**Exercise details**
Gather all lines with the word "false" in them.

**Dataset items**
####################
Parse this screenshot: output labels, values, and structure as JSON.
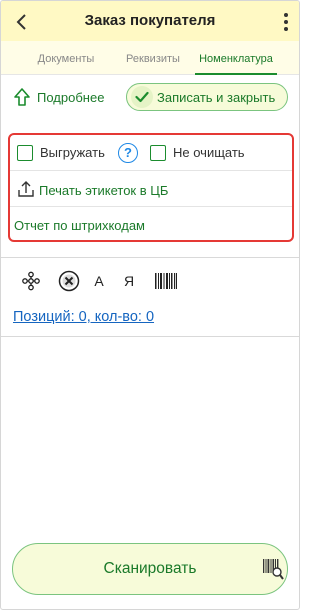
{
  "header": {
    "title": "Заказ покупателя"
  },
  "tabs": [
    {
      "label": "Документы",
      "active": false
    },
    {
      "label": "Реквизиты",
      "active": false
    },
    {
      "label": "Номенклатура",
      "active": true
    }
  ],
  "actions": {
    "more_label": "Подробнее",
    "save_close_label": "Записать и закрыть"
  },
  "options": {
    "export_label": "Выгружать",
    "export_checked": false,
    "no_clear_label": "Не очищать",
    "no_clear_checked": false,
    "help_symbol": "?",
    "print_labels_link": "Печать этикеток в ЦБ",
    "barcode_report_link": "Отчет по штрихкодам"
  },
  "toolbar": {
    "sort_asc_letter": "А",
    "sort_desc_letter": "Я"
  },
  "positions_summary": "Позиций: 0, кол-во: 0",
  "scan_label": "Сканировать",
  "colors": {
    "accent_green": "#1b7a2a",
    "header_bg": "#fff9c4",
    "highlight_border": "#e53935",
    "link_blue": "#1565c0",
    "help_blue": "#1e88e5"
  }
}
####################
**Complete output**
      "active": false
      "active": false
    "export_checked": false,
    "no_clear_checked": false,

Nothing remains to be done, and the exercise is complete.